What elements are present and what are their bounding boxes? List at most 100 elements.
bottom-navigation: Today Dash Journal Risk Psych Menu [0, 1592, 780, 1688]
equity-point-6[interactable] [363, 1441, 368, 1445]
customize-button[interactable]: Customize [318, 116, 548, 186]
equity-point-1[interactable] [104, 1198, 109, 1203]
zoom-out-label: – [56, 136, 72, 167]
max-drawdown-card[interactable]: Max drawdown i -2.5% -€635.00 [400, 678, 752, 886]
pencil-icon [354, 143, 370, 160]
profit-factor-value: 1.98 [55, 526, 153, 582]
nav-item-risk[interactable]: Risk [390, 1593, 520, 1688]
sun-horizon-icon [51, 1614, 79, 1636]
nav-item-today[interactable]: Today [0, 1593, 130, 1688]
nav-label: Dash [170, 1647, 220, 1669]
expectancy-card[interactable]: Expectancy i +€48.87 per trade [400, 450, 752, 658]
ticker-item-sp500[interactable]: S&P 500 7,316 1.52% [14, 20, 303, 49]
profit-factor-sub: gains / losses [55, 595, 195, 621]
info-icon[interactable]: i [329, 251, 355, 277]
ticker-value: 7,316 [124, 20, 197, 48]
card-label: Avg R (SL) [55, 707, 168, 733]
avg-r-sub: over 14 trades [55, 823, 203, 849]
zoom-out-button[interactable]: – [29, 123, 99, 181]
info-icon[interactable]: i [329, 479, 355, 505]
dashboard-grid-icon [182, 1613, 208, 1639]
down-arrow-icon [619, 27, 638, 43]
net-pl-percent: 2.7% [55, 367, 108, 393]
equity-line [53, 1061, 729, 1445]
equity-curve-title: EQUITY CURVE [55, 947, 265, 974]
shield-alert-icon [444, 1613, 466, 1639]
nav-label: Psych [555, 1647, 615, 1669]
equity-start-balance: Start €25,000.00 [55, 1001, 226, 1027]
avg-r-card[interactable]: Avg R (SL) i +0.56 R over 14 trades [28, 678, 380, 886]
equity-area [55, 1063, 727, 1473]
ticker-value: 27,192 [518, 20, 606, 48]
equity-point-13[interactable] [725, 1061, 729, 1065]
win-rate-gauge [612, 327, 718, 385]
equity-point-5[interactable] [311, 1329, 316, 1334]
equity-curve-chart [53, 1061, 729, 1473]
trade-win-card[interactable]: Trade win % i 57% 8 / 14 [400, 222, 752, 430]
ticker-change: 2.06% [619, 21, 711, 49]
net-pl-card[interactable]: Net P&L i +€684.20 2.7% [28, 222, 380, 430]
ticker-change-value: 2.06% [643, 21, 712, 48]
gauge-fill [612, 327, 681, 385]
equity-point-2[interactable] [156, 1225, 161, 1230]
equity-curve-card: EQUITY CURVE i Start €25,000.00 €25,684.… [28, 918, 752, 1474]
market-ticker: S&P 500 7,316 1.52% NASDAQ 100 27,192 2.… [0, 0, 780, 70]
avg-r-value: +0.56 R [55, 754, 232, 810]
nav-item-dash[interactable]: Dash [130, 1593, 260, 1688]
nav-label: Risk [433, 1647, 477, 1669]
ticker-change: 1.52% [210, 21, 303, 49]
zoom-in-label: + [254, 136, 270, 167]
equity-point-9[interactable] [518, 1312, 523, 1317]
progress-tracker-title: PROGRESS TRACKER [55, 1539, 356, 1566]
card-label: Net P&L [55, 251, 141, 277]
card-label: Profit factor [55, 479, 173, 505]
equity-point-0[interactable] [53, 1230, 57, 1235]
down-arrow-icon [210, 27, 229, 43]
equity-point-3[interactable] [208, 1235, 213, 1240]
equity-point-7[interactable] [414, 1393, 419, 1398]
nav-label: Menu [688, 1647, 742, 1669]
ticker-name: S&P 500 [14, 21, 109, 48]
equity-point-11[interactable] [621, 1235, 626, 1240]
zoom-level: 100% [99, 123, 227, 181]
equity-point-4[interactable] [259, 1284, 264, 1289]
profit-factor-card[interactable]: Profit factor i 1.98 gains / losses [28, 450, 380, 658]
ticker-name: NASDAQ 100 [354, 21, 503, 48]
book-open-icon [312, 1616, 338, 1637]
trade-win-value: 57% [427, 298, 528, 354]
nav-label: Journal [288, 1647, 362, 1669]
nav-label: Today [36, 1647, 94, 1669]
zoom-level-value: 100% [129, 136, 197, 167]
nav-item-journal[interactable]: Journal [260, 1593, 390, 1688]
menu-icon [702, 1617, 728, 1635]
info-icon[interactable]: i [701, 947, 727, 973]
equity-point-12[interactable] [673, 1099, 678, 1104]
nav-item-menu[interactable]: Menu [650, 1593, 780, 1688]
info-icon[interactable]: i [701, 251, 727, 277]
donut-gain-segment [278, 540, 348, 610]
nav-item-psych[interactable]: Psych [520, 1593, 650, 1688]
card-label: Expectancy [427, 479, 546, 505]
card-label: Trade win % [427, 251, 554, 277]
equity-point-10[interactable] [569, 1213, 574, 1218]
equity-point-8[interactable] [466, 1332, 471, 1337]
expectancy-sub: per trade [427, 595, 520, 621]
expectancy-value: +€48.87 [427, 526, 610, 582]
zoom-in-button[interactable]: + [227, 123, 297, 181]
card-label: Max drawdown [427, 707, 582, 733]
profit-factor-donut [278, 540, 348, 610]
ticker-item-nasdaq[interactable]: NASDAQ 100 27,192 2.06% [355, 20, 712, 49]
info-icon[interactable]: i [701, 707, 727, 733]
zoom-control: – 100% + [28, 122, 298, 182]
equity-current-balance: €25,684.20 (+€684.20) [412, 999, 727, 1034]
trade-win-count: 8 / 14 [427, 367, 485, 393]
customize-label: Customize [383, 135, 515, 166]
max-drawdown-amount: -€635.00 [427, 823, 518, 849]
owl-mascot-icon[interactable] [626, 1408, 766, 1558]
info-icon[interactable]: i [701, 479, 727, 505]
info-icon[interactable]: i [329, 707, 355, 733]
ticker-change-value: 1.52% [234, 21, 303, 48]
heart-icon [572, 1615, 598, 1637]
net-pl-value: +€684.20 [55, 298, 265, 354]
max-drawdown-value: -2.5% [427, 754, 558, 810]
---
WHAT TO WORK ON: Turn the records above, from the start through the line with "zoom-out-label: – [56, 136, 72, 167]", into a numbered list, skipping any blank lines.

FINAL ANSWER:
1. What elements are present and what are their bounding boxes? List at most 100 elements.
2. bottom-navigation: Today Dash Journal Risk Psych Menu [0, 1592, 780, 1688]
3. equity-point-6[interactable] [363, 1441, 368, 1445]
4. customize-button[interactable]: Customize [318, 116, 548, 186]
5. equity-point-1[interactable] [104, 1198, 109, 1203]
6. zoom-out-label: – [56, 136, 72, 167]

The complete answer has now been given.